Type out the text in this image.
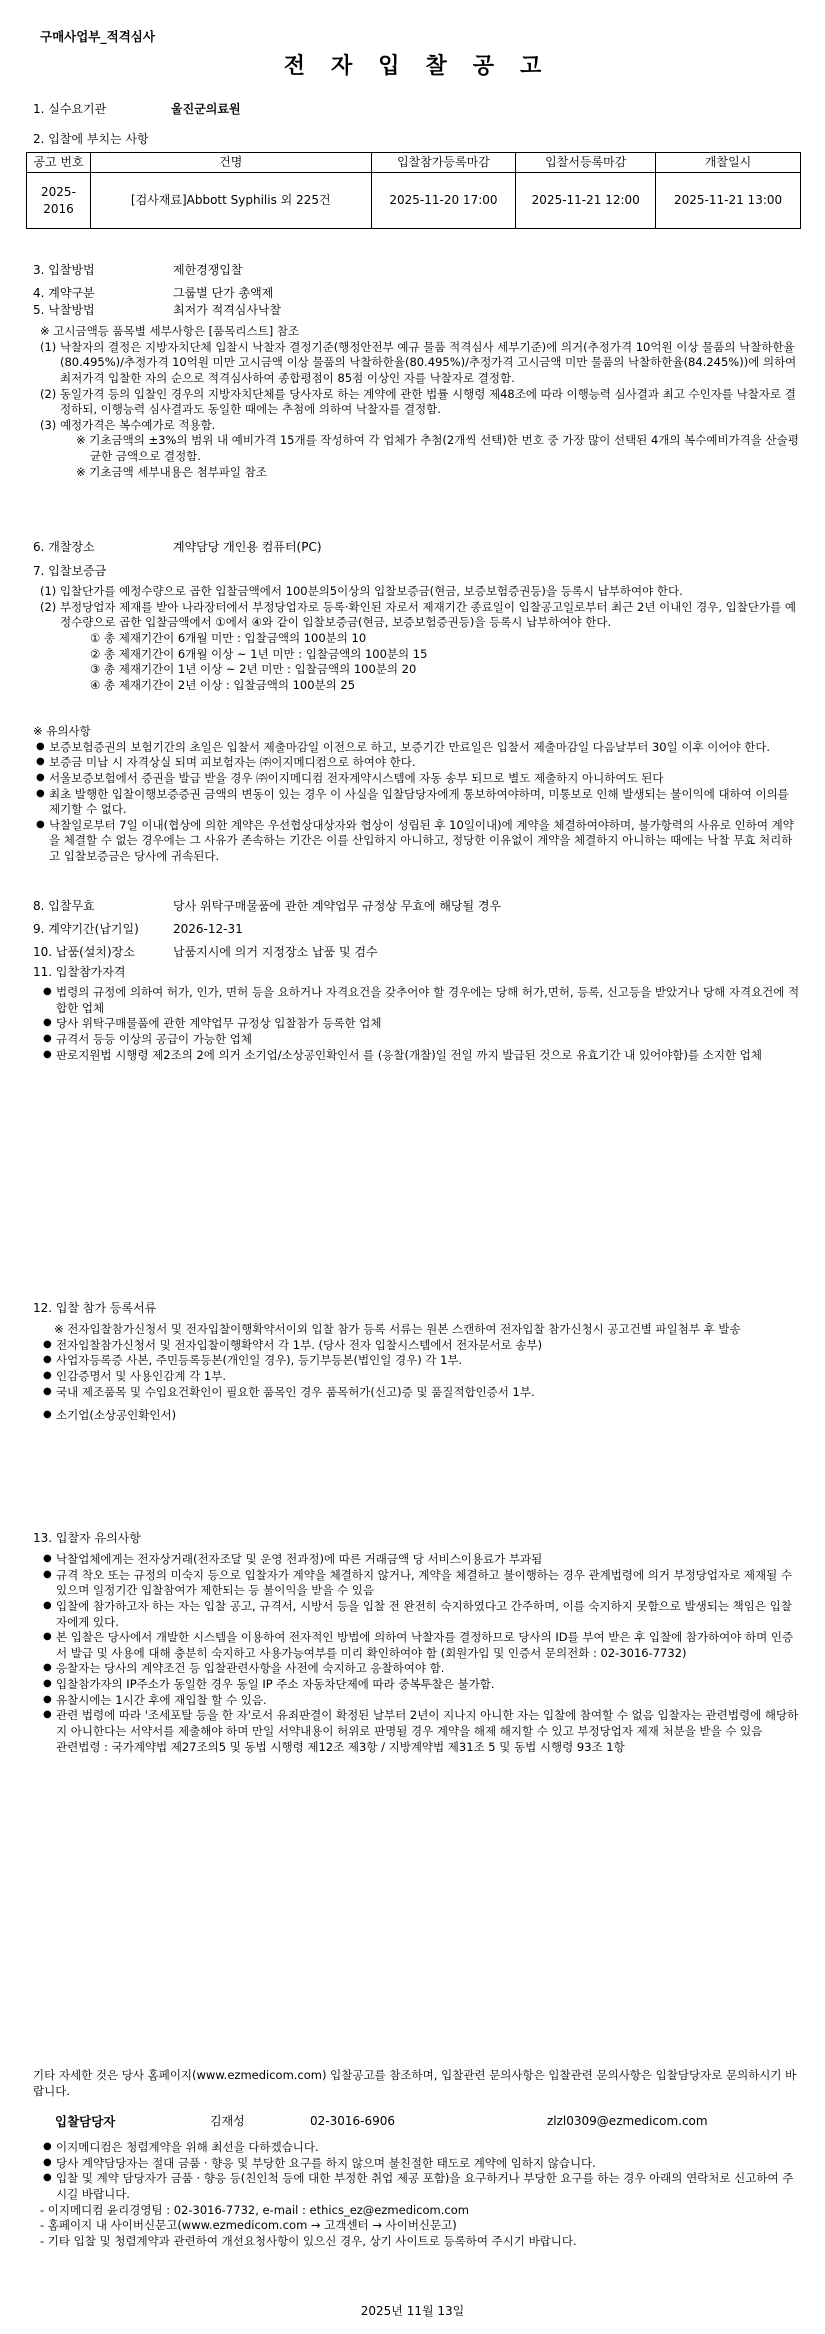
구매사업부_적격심사
전자입찰공고
1. 실수요기관	울진군의료원
2. 입찰에 부치는 사항
공고 번호	건명	입찰참가등록마감	입찰서등록마감	개찰일시
2025-2016	[검사재료]Abbott Syphilis 외 225건	2025-11-20 17:00	2025-11-21 12:00	2025-11-21 13:00
3. 입찰방법	제한경쟁입찰
4. 계약구분	그룹별 단가 총액제
5. 낙찰방법	최저가 적격심사낙찰
※ 고시금액등 품목별 세부사항은 [품목리스트] 참조
(1) 낙찰자의 결정은 지방자치단체 입찰시 낙찰자 결정기준(행정안전부 예규 물품 적격심사 세부기준)에 의거(추정가격 10억원 이상 물품의 낙찰하한율(80.495%)/추정가격 10억원 미만 고시금액 이상 물품의 낙찰하한율(80.495%)/추정가격 고시금액 미만 물품의 낙찰하한율(84.245%))에 의하여 최저가격 입찰한 자의 순으로 적격심사하여 종합평점이 85점 이상인 자를 낙찰자로 결정함.
(2) 동일가격 등의 입찰인 경우의 지방자치단체를 당사자로 하는 계약에 관한 법률 시행령 제48조에 따라 이행능력 심사결과 최고 수인자를 낙찰자로 결정하되, 이행능력 심사결과도 동일한 때에는 추첨에 의하여 낙찰자를 결정함.
(3) 예정가격은 복수예가로 적용함.
※ 기초금액의 ±3%의 범위 내 예비가격 15개를 작성하여 각 업체가 추첨(2개씩 선택)한 번호 중 가장 많이 선택된 4개의 복수예비가격을 산술평균한 금액으로 결정함.
※ 기초금액 세부내용은 첨부파일 참조
6. 개찰장소	계약담당 개인용 컴퓨터(PC)
7. 입찰보증금
(1) 입찰단가를 예정수량으로 곱한 입찰금액에서 100분의5이상의 입찰보증금(현금, 보증보험증권등)을 등록시 납부하여야 한다.
(2) 부정당업자 제재를 받아 나라장터에서 부정당업자로 등록·확인된 자로서 제재기간 종료일이 입찰공고일로부터 최근 2년 이내인 경우, 입찰단가를 예정수량으로 곱한 입찰금액에서 ①에서 ④와 같이 입찰보증금(현금, 보증보험증권등)을 등록시 납부하여야 한다.
① 총 제재기간이 6개월 미만 : 입찰금액의 100분의 10
② 총 제재기간이 6개월 이상 ~ 1년 미만 : 입찰금액의 100분의 15
③ 총 제재기간이 1년 이상 ~ 2년 미만 : 입찰금액의 100분의 20
④ 총 제재기간이 2년 이상 : 입찰금액의 100분의 25
※ 유의사항
● 보증보험증권의 보험기간의 초일은 입찰서 제출마감일 이전으로 하고, 보증기간 만료일은 입찰서 제출마감일 다음날부터 30일 이후 이어야 한다.
● 보증금 미납 시 자격상실 되며 피보험자는 ㈜이지메디컴으로 하여야 한다.
● 서울보증보험에서 증권을 발급 받을 경우 ㈜이지메디컴 전자계약시스템에 자동 송부 되므로 별도 제출하지 아니하여도 된다
● 최초 발행한 입찰이행보증증권 금액의 변동이 있는 경우 이 사실을 입찰담당자에게 통보하여야하며, 미통보로 인해 발생되는 불이익에 대하여 이의를 제기할 수 없다.
● 낙찰일로부터 7일 이내(협상에 의한 계약은 우선협상대상자와 협상이 성립된 후 10일이내)에 계약을 체결하여야하며, 불가항력의 사유로 인하여 계약을 체결할 수 없는 경우에는 그 사유가 존속하는 기간은 이를 산입하지 아니하고, 정당한 이유없이 계약을 체결하지 아니하는 때에는 낙찰 무효 처리하고 입찰보증금은 당사에 귀속된다.
8. 입찰무효	당사 위탁구매물품에 관한 계약업무 규정상 무효에 해당될 경우
9. 계약기간(납기일)	2026-12-31
10. 납품(설치)장소	납품지시에 의거 지정장소 납품 및 검수
11. 입찰참가자격
● 법령의 규정에 의하여 허가, 인가, 면허 등을 요하거나 자격요건을 갖추어야 할 경우에는 당해 허가,면허, 등록, 신고등을 받았거나 당해 자격요건에 적합한 업체
● 당사 위탁구매물품에 관한 계약업무 규정상 입찰참가 등록한 업체
● 규격서 등등 이상의 공급이 가능한 업체
● 판로지원법 시행령 제2조의 2에 의거 소기업/소상공인확인서 를 (응찰(개찰)일 전일 까지 발급된 것으로 유효기간 내 있어야함)를 소지한 업체
12. 입찰 참가 등록서류
※ 전자입찰참가신청서 및 전자입찰이행확약서이외 입찰 참가 등록 서류는 원본 스캔하여 전자입찰 참가신청시 공고건별 파일첨부 후 발송
● 전자입찰참가신청서 및 전자입찰이행확약서 각 1부. (당사 전자 입찰시스템에서 전자문서로 송부)
● 사업자등록증 사본, 주민등록등본(개인일 경우), 등기부등본(법인일 경우) 각 1부.
● 인감증명서 및 사용인감계 각 1부.
● 국내 제조품목 및 수입요건확인이 필요한 품목인 경우 품목허가(신고)증 및 품질적합인증서 1부.
● 소기업(소상공인확인서)
13. 입찰자 유의사항
● 낙찰업체에게는 전자상거래(전자조달 및 운영 전과정)에 따른 거래금액 당 서비스이용료가 부과됨
● 규격 착오 또는 규정의 미숙지 등으로 입찰자가 계약을 체결하지 않거나, 계약을 체결하고 불이행하는 경우 관계법령에 의거 부정당업자로 제재될 수 있으며 일정기간 입찰참여가 제한되는 등 불이익을 받을 수 있음
● 입찰에 참가하고자 하는 자는 입찰 공고, 규격서, 시방서 등을 입찰 전 완전히 숙지하였다고 간주하며, 이를 숙지하지 못함으로 발생되는 책임은 입찰자에게 있다.
● 본 입찰은 당사에서 개발한 시스템을 이용하여 전자적인 방법에 의하여 낙찰자를 결정하므로 당사의 ID를 부여 받은 후 입찰에 참가하여야 하며 인증서 발급 및 사용에 대해 충분히 숙지하고 사용가능여부를 미리 확인하여야 함 (회원가입 및 인증서 문의전화 : 02-3016-7732)
● 응찰자는 당사의 계약조건 등 입찰관련사항을 사전에 숙지하고 응찰하여야 함.
● 입찰참가자의 IP주소가 동일한 경우 동일 IP 주소 자동차단제에 따라 중복투찰은 불가함.
● 유찰시에는 1시간 후에 재입찰 할 수 있음.
● 관련 법령에 따라 '조세포탈 등을 한 자'로서 유죄판결이 확정된 날부터 2년이 지나지 아니한 자는 입찰에 참여할 수 없음 입찰자는 관련법령에 해당하지 아니한다는 서약서를 제출해야 하며 만일 서약내용이 허위로 판명될 경우 계약을 해제 해지할 수 있고 부정당업자 제재 처분을 받을 수 있음
관련법령 : 국가계약법 제27조의5 및 동법 시행령 제12조 제3항 / 지방계약법 제31조 5 및 동법 시행령 93조 1항
기타 자세한 것은 당사 홈페이지(www.ezmedicom.com) 입찰공고를 참조하며, 입찰관련 문의사항은 입찰관련 문의사항은 입찰담당자로 문의하시기 바랍니다.
입찰담당자	김재성	02-3016-6906	zlzl0309@ezmedicom.com
● 이지메디컴은 청렴계약을 위해 최선을 다하겠습니다.
● 당사 계약담당자는 절대 금품 · 향응 및 부당한 요구를 하지 않으며 불친절한 태도로 계약에 임하지 않습니다.
● 입찰 및 계약 담당자가 금품 · 향응 등(친인척 등에 대한 부정한 취업 제공 포함)을 요구하거나 부당한 요구를 하는 경우 아래의 연락처로 신고하여 주시길 바랍니다.
- 이지메디컴 윤리경영팀 : 02-3016-7732, e-mail : ethics_ez@ezmedicom.com
- 홈페이지 내 사이버신문고(www.ezmedicom.com → 고객센터 → 사이버신문고)
- 기타 입찰 및 청렴계약과 관련하여 개선요청사항이 있으신 경우, 상기 사이트로 등록하여 주시기 바랍니다.
2025년 11월 13일
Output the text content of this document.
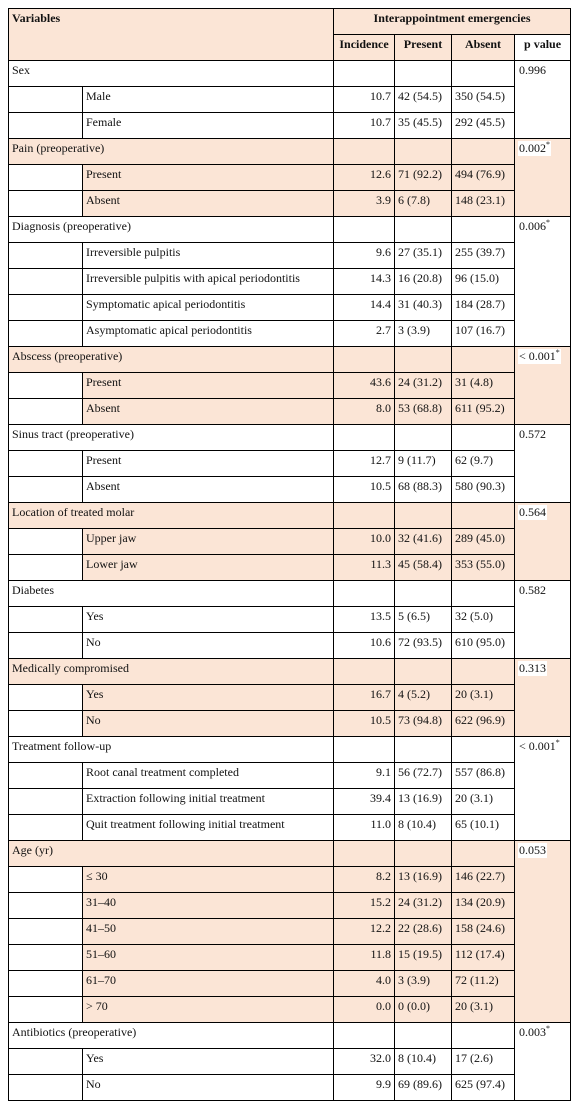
Variables		Interappointment emergencies			
		Incidence	Present	Absent	p value
Sex					0.996
	Male	10.7	42 (54.5)	350 (54.5)	
	Female	10.7	35 (45.5)	292 (45.5)	
Pain (preoperative)					0.002*
	Present	12.6	71 (92.2)	494 (76.9)	
	Absent	3.9	6 (7.8)	148 (23.1)	
Diagnosis (preoperative)					0.006*
	Irreversible pulpitis	9.6	27 (35.1)	255 (39.7)	
	Irreversible pulpitis with apical periodontitis	14.3	16 (20.8)	96 (15.0)	
	Symptomatic apical periodontitis	14.4	31 (40.3)	184 (28.7)	
	Asymptomatic apical periodontitis	2.7	3 (3.9)	107 (16.7)	
Abscess (preoperative)					< 0.001*
	Present	43.6	24 (31.2)	31 (4.8)	
	Absent	8.0	53 (68.8)	611 (95.2)	
Sinus tract (preoperative)					0.572
	Present	12.7	9 (11.7)	62 (9.7)	
	Absent	10.5	68 (88.3)	580 (90.3)	
Location of treated molar					0.564
	Upper jaw	10.0	32 (41.6)	289 (45.0)	
	Lower jaw	11.3	45 (58.4)	353 (55.0)	
Diabetes					0.582
	Yes	13.5	5 (6.5)	32 (5.0)	
	No	10.6	72 (93.5)	610 (95.0)	
Medically compromised					0.313
	Yes	16.7	4 (5.2)	20 (3.1)	
	No	10.5	73 (94.8)	622 (96.9)	
Treatment follow-up					< 0.001*
	Root canal treatment completed	9.1	56 (72.7)	557 (86.8)	
	Extraction following initial treatment	39.4	13 (16.9)	20 (3.1)	
	Quit treatment following initial treatment	11.0	8 (10.4)	65 (10.1)	
Age (yr)					0.053
	≤ 30	8.2	13 (16.9)	146 (22.7)	
	31–40	15.2	24 (31.2)	134 (20.9)	
	41–50	12.2	22 (28.6)	158 (24.6)	
	51–60	11.8	15 (19.5)	112 (17.4)	
	61–70	4.0	3 (3.9)	72 (11.2)	
	> 70	0.0	0 (0.0)	20 (3.1)	
Antibiotics (preoperative)					0.003*
	Yes	32.0	8 (10.4)	17 (2.6)	
	No	9.9	69 (89.6)	625 (97.4)	
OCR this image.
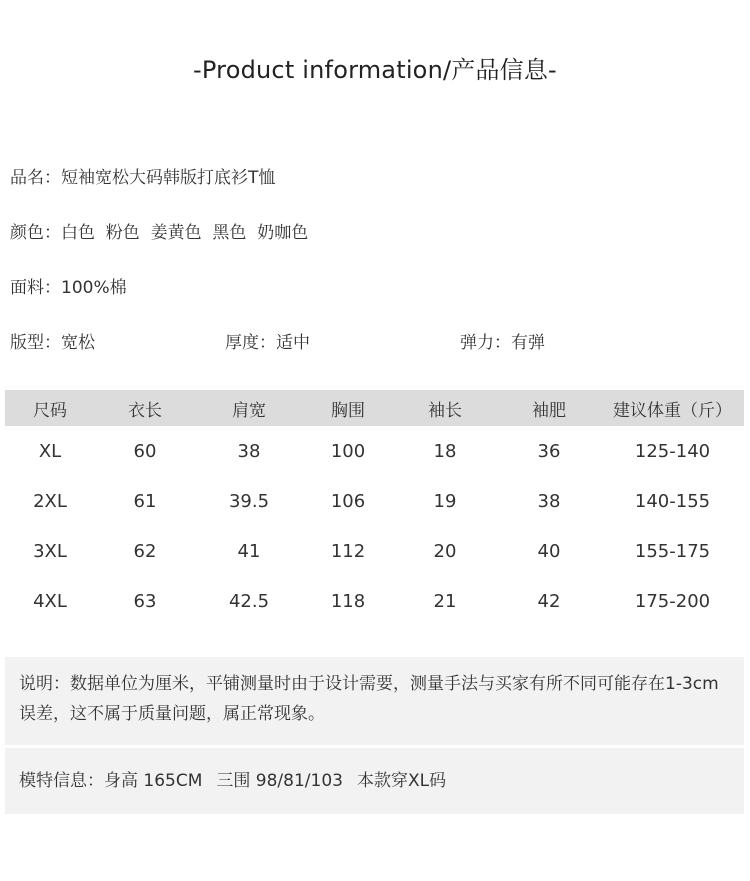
-Product information/产品信息-
品名：短袖宽松大码韩版打底衫T恤
颜色：白色  粉色  姜黄色  黑色  奶咖色
面料：100%棉
版型：宽松	厚度：适中	弹力：有弹
尺码	衣长	肩宽	胸围	袖长	袖肥	建议体重（斤）
XL	60	38	100	18	36	125-140
2XL	61	39.5	106	19	38	140-155
3XL	62	41	112	20	40	155-175
4XL	63	42.5	118	21	42	175-200
说明：数据单位为厘米，平铺测量时由于设计需要，测量手法与买家有所不同可能存在1-3cm误差，这不属于质量问题，属正常现象。
模特信息：身高 165CM 三围 98/81/103 本款穿XL码
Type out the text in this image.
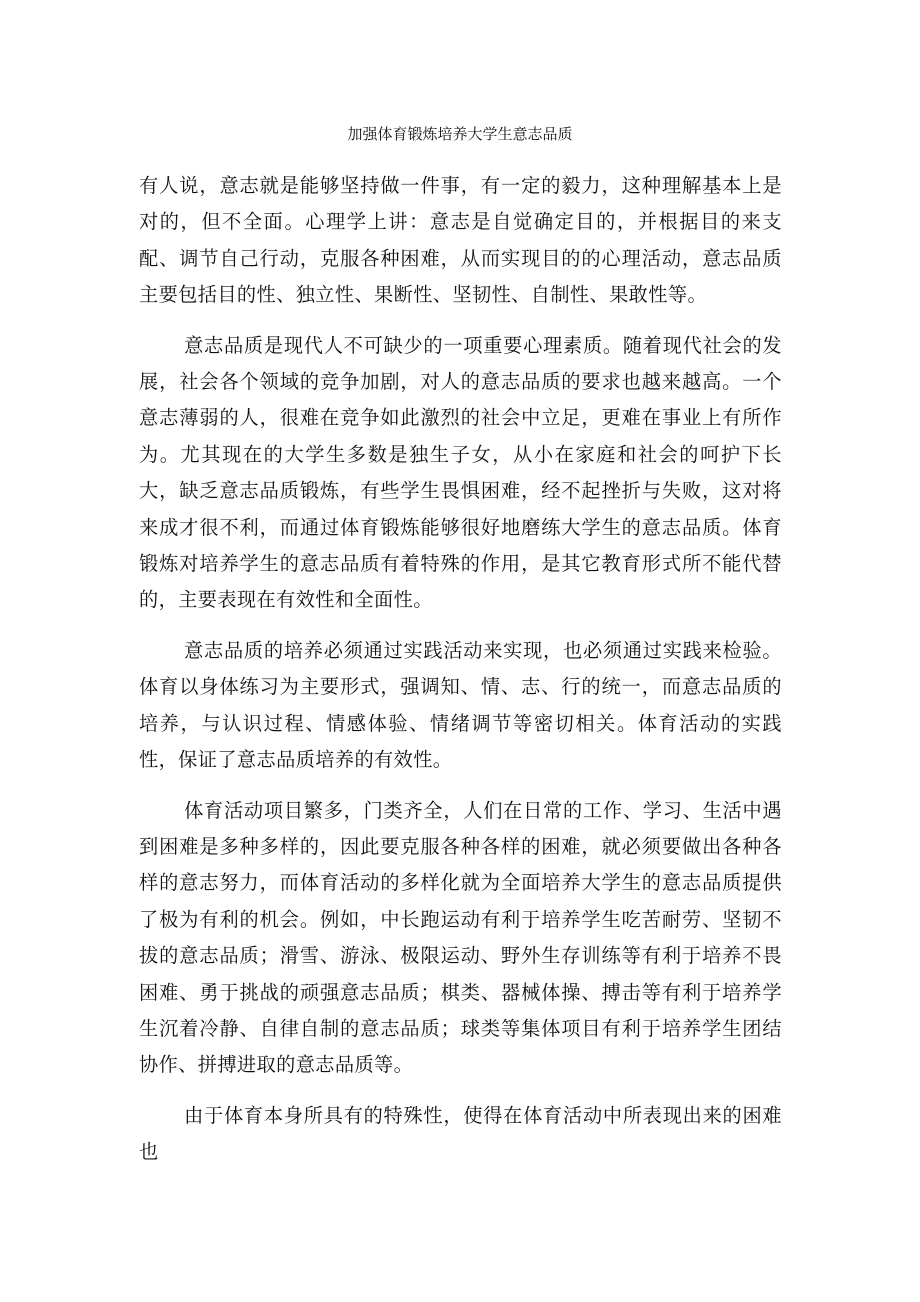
加强体育锻炼培养大学生意志品质

有人说，意志就是能够坚持做一件事，有一定的毅力，这种理解基本上是对的，但不全面。心理学上讲：意志是自觉确定目的，并根据目的来支配、调节自己行动，克服各种困难，从而实现目的的心理活动，意志品质主要包括目的性、独立性、果断性、坚韧性、自制性、果敢性等。

意志品质是现代人不可缺少的一项重要心理素质。随着现代社会的发展，社会各个领域的竞争加剧，对人的意志品质的要求也越来越高。一个意志薄弱的人，很难在竞争如此激烈的社会中立足，更难在事业上有所作为。尤其现在的大学生多数是独生子女，从小在家庭和社会的呵护下长大，缺乏意志品质锻炼，有些学生畏惧困难，经不起挫折与失败，这对将来成才很不利，而通过体育锻炼能够很好地磨练大学生的意志品质。体育锻炼对培养学生的意志品质有着特殊的作用，是其它教育形式所不能代替的，主要表现在有效性和全面性。

意志品质的培养必须通过实践活动来实现，也必须通过实践来检验。体育以身体练习为主要形式，强调知、情、志、行的统一，而意志品质的培养，与认识过程、情感体验、情绪调节等密切相关。体育活动的实践性，保证了意志品质培养的有效性。

体育活动项目繁多，门类齐全，人们在日常的工作、学习、生活中遇到困难是多种多样的，因此要克服各种各样的困难，就必须要做出各种各样的意志努力，而体育活动的多样化就为全面培养大学生的意志品质提供了极为有利的机会。例如，中长跑运动有利于培养学生吃苦耐劳、坚韧不拔的意志品质；滑雪、游泳、极限运动、野外生存训练等有利于培养不畏困难、勇于挑战的顽强意志品质；棋类、器械体操、搏击等有利于培养学生沉着冷静、自律自制的意志品质；球类等集体项目有利于培养学生团结协作、拼搏进取的意志品质等。

由于体育本身所具有的特殊性，使得在体育活动中所表现出来的困难也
^^^^^^^^^^^^^^^^
_What the task requires_:
Pictures stay out; retype only the lines from the line containing "OCR this image." through the end of the listing, inclusive, exactly as they appear.

_Exercise solution_:
OCR this image.
-Product information/产品信息-
品名：短袖宽松大码韩版打底衫T恤
颜色：白色  粉色  姜黄色  黑色  奶咖色
面料：100%棉
版型：宽松	厚度：适中	弹力：有弹
尺码	衣长	肩宽	胸围	袖长	袖肥	建议体重（斤）
XL	60	38	100	18	36	125-140
2XL	61	39.5	106	19	38	140-155
3XL	62	41	112	20	40	155-175
4XL	63	42.5	118	21	42	175-200
说明：数据单位为厘米，平铺测量时由于设计需要，测量手法与买家有所不同可能存在1-3cm误差，这不属于质量问题，属正常现象。
模特信息：身高 165CM 三围 98/81/103 本款穿XL码
Type out the text in this image.
加强体育锻炼培养大学生意志品质

有人说，意志就是能够坚持做一件事，有一定的毅力，这种理解基本上是对的，但不全面。心理学上讲：意志是自觉确定目的，并根据目的来支配、调节自己行动，克服各种困难，从而实现目的的心理活动，意志品质主要包括目的性、独立性、果断性、坚韧性、自制性、果敢性等。

意志品质是现代人不可缺少的一项重要心理素质。随着现代社会的发展，社会各个领域的竞争加剧，对人的意志品质的要求也越来越高。一个意志薄弱的人，很难在竞争如此激烈的社会中立足，更难在事业上有所作为。尤其现在的大学生多数是独生子女，从小在家庭和社会的呵护下长大，缺乏意志品质锻炼，有些学生畏惧困难，经不起挫折与失败，这对将来成才很不利，而通过体育锻炼能够很好地磨练大学生的意志品质。体育锻炼对培养学生的意志品质有着特殊的作用，是其它教育形式所不能代替的，主要表现在有效性和全面性。

意志品质的培养必须通过实践活动来实现，也必须通过实践来检验。体育以身体练习为主要形式，强调知、情、志、行的统一，而意志品质的培养，与认识过程、情感体验、情绪调节等密切相关。体育活动的实践性，保证了意志品质培养的有效性。

体育活动项目繁多，门类齐全，人们在日常的工作、学习、生活中遇到困难是多种多样的，因此要克服各种各样的困难，就必须要做出各种各样的意志努力，而体育活动的多样化就为全面培养大学生的意志品质提供了极为有利的机会。例如，中长跑运动有利于培养学生吃苦耐劳、坚韧不拔的意志品质；滑雪、游泳、极限运动、野外生存训练等有利于培养不畏困难、勇于挑战的顽强意志品质；棋类、器械体操、搏击等有利于培养学生沉着冷静、自律自制的意志品质；球类等集体项目有利于培养学生团结协作、拼搏进取的意志品质等。

由于体育本身所具有的特殊性，使得在体育活动中所表现出来的困难也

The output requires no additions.